> [DESCRIPTION OF THE TASK] Produce an exact transcription of the listing below, omitting the pictures.

> [DATA LINES]
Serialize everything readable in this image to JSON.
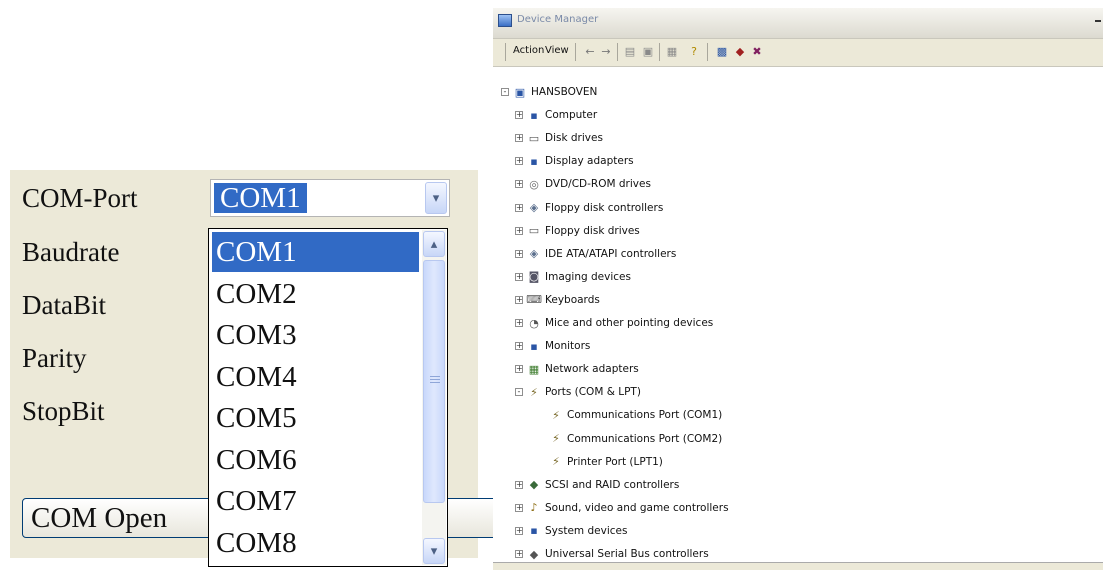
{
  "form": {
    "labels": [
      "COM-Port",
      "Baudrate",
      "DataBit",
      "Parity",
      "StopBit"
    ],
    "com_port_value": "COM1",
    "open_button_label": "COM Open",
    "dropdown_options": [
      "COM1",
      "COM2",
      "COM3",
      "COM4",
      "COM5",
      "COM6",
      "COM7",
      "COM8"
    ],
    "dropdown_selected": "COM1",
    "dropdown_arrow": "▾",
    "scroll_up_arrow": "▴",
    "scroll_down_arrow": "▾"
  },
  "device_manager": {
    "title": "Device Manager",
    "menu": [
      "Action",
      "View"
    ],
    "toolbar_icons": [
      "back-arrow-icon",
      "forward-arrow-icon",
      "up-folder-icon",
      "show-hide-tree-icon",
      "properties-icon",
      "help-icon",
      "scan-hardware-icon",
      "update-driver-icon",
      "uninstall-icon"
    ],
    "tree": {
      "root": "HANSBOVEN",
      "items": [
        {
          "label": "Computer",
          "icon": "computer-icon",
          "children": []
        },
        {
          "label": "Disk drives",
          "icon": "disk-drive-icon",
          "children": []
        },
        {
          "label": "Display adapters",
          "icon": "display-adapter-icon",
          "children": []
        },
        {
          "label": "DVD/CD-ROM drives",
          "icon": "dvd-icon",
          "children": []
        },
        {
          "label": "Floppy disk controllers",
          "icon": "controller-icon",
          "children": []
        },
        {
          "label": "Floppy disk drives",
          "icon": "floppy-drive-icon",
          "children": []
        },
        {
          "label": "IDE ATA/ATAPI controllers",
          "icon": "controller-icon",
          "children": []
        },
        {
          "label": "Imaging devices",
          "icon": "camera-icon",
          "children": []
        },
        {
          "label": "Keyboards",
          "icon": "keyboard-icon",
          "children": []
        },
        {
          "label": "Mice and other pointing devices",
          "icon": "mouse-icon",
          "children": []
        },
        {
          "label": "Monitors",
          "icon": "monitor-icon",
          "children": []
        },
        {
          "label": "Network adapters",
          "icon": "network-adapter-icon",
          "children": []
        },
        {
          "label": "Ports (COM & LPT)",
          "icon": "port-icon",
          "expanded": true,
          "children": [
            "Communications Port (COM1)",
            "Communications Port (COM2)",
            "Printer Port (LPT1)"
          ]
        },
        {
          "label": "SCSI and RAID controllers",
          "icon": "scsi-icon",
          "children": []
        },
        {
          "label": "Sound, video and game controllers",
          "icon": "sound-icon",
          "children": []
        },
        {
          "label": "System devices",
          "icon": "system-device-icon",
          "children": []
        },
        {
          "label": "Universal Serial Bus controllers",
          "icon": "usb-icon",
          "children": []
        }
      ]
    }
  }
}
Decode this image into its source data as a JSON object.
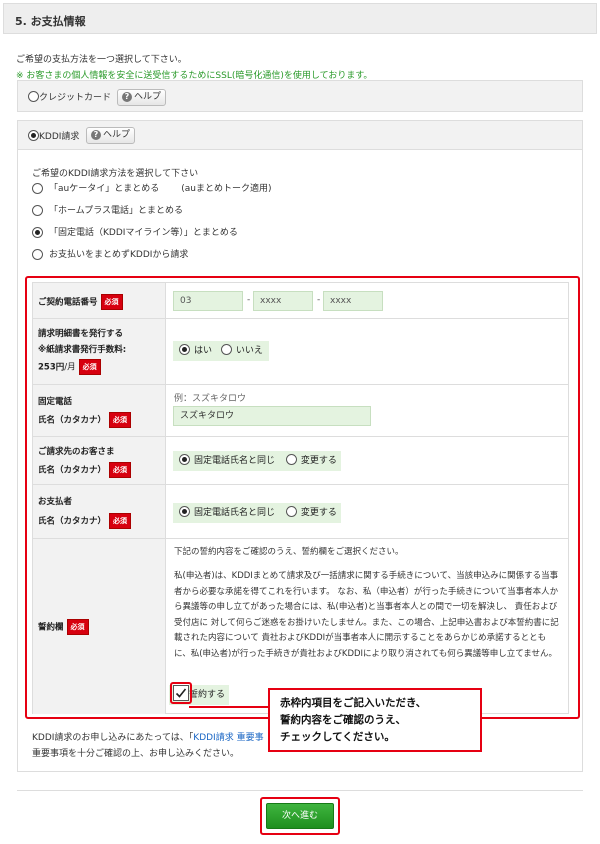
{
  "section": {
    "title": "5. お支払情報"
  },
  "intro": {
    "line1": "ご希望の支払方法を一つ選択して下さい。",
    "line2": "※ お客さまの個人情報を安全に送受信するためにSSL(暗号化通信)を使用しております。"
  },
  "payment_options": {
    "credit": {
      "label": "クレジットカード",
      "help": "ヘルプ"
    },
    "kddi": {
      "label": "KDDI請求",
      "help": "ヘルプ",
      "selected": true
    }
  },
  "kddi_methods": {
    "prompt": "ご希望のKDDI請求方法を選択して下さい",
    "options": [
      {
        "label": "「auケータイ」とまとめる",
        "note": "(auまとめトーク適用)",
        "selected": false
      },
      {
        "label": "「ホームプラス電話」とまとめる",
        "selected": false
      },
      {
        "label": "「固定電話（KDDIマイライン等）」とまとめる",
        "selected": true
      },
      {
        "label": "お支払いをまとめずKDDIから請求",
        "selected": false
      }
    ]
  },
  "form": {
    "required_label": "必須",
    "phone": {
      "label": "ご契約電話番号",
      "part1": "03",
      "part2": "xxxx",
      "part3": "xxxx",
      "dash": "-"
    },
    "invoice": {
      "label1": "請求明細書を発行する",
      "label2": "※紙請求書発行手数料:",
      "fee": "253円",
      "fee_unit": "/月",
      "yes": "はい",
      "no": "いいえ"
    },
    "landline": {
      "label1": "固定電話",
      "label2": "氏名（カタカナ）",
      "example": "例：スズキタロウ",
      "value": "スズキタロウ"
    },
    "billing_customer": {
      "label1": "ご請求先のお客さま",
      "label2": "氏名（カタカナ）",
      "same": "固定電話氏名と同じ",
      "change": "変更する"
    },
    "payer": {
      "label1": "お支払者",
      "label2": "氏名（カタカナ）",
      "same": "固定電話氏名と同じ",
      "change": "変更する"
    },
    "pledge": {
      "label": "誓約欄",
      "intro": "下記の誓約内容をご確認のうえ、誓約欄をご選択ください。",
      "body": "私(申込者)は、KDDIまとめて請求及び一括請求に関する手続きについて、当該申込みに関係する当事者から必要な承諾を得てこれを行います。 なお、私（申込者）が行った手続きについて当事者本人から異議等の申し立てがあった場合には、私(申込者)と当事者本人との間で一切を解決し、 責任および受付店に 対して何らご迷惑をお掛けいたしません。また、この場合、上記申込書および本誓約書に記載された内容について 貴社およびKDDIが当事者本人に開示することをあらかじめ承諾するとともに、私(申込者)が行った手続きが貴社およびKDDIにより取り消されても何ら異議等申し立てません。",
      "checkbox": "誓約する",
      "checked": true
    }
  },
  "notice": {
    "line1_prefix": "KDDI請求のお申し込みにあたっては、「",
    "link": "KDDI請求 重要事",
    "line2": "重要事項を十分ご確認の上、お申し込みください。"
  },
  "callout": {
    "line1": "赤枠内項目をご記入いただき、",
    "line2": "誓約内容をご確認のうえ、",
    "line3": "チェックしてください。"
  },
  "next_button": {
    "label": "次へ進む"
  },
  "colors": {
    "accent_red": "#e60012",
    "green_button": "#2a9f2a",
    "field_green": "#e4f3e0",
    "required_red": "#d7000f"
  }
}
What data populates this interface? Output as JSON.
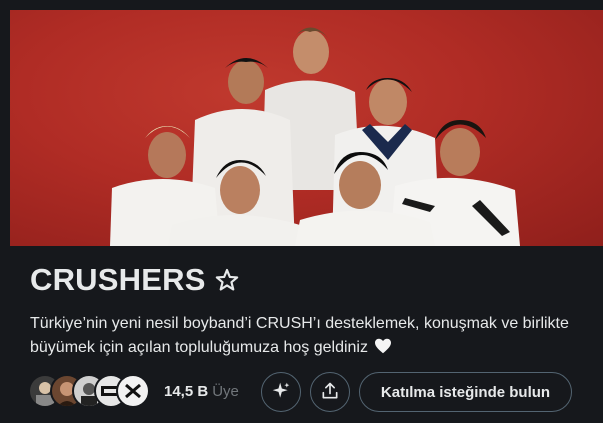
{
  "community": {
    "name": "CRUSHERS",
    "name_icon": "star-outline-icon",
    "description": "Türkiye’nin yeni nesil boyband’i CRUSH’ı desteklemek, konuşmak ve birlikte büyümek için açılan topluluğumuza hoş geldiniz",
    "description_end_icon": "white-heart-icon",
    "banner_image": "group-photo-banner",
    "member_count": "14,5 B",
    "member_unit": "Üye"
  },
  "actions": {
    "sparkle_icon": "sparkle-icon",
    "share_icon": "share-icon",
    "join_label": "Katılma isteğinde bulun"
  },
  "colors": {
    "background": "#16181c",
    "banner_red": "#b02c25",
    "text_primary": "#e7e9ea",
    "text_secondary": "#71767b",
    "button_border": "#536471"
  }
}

> [FINAL ANSWER]
Serialize everything readable in this image to JSON.
{
  "form": {
    "labels": [
      "COM-Port",
      "Baudrate",
      "DataBit",
      "Parity",
      "StopBit"
    ],
    "com_port_value": "COM1",
    "open_button_label": "COM Open",
    "dropdown_options": [
      "COM1",
      "COM2",
      "COM3",
      "COM4",
      "COM5",
      "COM6",
      "COM7",
      "COM8"
    ],
    "dropdown_selected": "COM1",
    "dropdown_arrow": "▾",
    "scroll_up_arrow": "▴",
    "scroll_down_arrow": "▾"
  },
  "device_manager": {
    "title": "Device Manager",
    "menu": [
      "Action",
      "View"
    ],
    "toolbar_icons": [
      "back-arrow-icon",
      "forward-arrow-icon",
      "up-folder-icon",
      "show-hide-tree-icon",
      "properties-icon",
      "help-icon",
      "scan-hardware-icon",
      "update-driver-icon",
      "uninstall-icon"
    ],
    "tree": {
      "root": "HANSBOVEN",
      "items": [
        {
          "label": "Computer",
          "icon": "computer-icon",
          "children": []
        },
        {
          "label": "Disk drives",
          "icon": "disk-drive-icon",
          "children": []
        },
        {
          "label": "Display adapters",
          "icon": "display-adapter-icon",
          "children": []
        },
        {
          "label": "DVD/CD-ROM drives",
          "icon": "dvd-icon",
          "children": []
        },
        {
          "label": "Floppy disk controllers",
          "icon": "controller-icon",
          "children": []
        },
        {
          "label": "Floppy disk drives",
          "icon": "floppy-drive-icon",
          "children": []
        },
        {
          "label": "IDE ATA/ATAPI controllers",
          "icon": "controller-icon",
          "children": []
        },
        {
          "label": "Imaging devices",
          "icon": "camera-icon",
          "children": []
        },
        {
          "label": "Keyboards",
          "icon": "keyboard-icon",
          "children": []
        },
        {
          "label": "Mice and other pointing devices",
          "icon": "mouse-icon",
          "children": []
        },
        {
          "label": "Monitors",
          "icon": "monitor-icon",
          "children": []
        },
        {
          "label": "Network adapters",
          "icon": "network-adapter-icon",
          "children": []
        },
        {
          "label": "Ports (COM & LPT)",
          "icon": "port-icon",
          "expanded": true,
          "children": [
            "Communications Port (COM1)",
            "Communications Port (COM2)",
            "Printer Port (LPT1)"
          ]
        },
        {
          "label": "SCSI and RAID controllers",
          "icon": "scsi-icon",
          "children": []
        },
        {
          "label": "Sound, video and game controllers",
          "icon": "sound-icon",
          "children": []
        },
        {
          "label": "System devices",
          "icon": "system-device-icon",
          "children": []
        },
        {
          "label": "Universal Serial Bus controllers",
          "icon": "usb-icon",
          "children": []
        }
      ]
    }
  }
}
Decode this image into its source data as a JSON object.
{
  "section": {
    "title": "5. お支払情報"
  },
  "intro": {
    "line1": "ご希望の支払方法を一つ選択して下さい。",
    "line2": "※ お客さまの個人情報を安全に送受信するためにSSL(暗号化通信)を使用しております。"
  },
  "payment_options": {
    "credit": {
      "label": "クレジットカード",
      "help": "ヘルプ"
    },
    "kddi": {
      "label": "KDDI請求",
      "help": "ヘルプ",
      "selected": true
    }
  },
  "kddi_methods": {
    "prompt": "ご希望のKDDI請求方法を選択して下さい",
    "options": [
      {
        "label": "「auケータイ」とまとめる",
        "note": "(auまとめトーク適用)",
        "selected": false
      },
      {
        "label": "「ホームプラス電話」とまとめる",
        "selected": false
      },
      {
        "label": "「固定電話（KDDIマイライン等）」とまとめる",
        "selected": true
      },
      {
        "label": "お支払いをまとめずKDDIから請求",
        "selected": false
      }
    ]
  },
  "form": {
    "required_label": "必須",
    "phone": {
      "label": "ご契約電話番号",
      "part1": "03",
      "part2": "xxxx",
      "part3": "xxxx",
      "dash": "-"
    },
    "invoice": {
      "label1": "請求明細書を発行する",
      "label2": "※紙請求書発行手数料:",
      "fee": "253円",
      "fee_unit": "/月",
      "yes": "はい",
      "no": "いいえ"
    },
    "landline": {
      "label1": "固定電話",
      "label2": "氏名（カタカナ）",
      "example": "例：スズキタロウ",
      "value": "スズキタロウ"
    },
    "billing_customer": {
      "label1": "ご請求先のお客さま",
      "label2": "氏名（カタカナ）",
      "same": "固定電話氏名と同じ",
      "change": "変更する"
    },
    "payer": {
      "label1": "お支払者",
      "label2": "氏名（カタカナ）",
      "same": "固定電話氏名と同じ",
      "change": "変更する"
    },
    "pledge": {
      "label": "誓約欄",
      "intro": "下記の誓約内容をご確認のうえ、誓約欄をご選択ください。",
      "body": "私(申込者)は、KDDIまとめて請求及び一括請求に関する手続きについて、当該申込みに関係する当事者から必要な承諾を得てこれを行います。 なお、私（申込者）が行った手続きについて当事者本人から異議等の申し立てがあった場合には、私(申込者)と当事者本人との間で一切を解決し、 責任および受付店に 対して何らご迷惑をお掛けいたしません。また、この場合、上記申込書および本誓約書に記載された内容について 貴社およびKDDIが当事者本人に開示することをあらかじめ承諾するとともに、私(申込者)が行った手続きが貴社およびKDDIにより取り消されても何ら異議等申し立てません。",
      "checkbox": "誓約する",
      "checked": true
    }
  },
  "notice": {
    "line1_prefix": "KDDI請求のお申し込みにあたっては、「",
    "link": "KDDI請求 重要事",
    "line2": "重要事項を十分ご確認の上、お申し込みください。"
  },
  "callout": {
    "line1": "赤枠内項目をご記入いただき、",
    "line2": "誓約内容をご確認のうえ、",
    "line3": "チェックしてください。"
  },
  "next_button": {
    "label": "次へ進む"
  },
  "colors": {
    "accent_red": "#e60012",
    "green_button": "#2a9f2a",
    "field_green": "#e4f3e0",
    "required_red": "#d7000f"
  }
}
What data populates this interface? Output as JSON.
{
  "community": {
    "name": "CRUSHERS",
    "name_icon": "star-outline-icon",
    "description": "Türkiye’nin yeni nesil boyband’i CRUSH’ı desteklemek, konuşmak ve birlikte büyümek için açılan topluluğumuza hoş geldiniz",
    "description_end_icon": "white-heart-icon",
    "banner_image": "group-photo-banner",
    "member_count": "14,5 B",
    "member_unit": "Üye"
  },
  "actions": {
    "sparkle_icon": "sparkle-icon",
    "share_icon": "share-icon",
    "join_label": "Katılma isteğinde bulun"
  },
  "colors": {
    "background": "#16181c",
    "banner_red": "#b02c25",
    "text_primary": "#e7e9ea",
    "text_secondary": "#71767b",
    "button_border": "#536471"
  }
}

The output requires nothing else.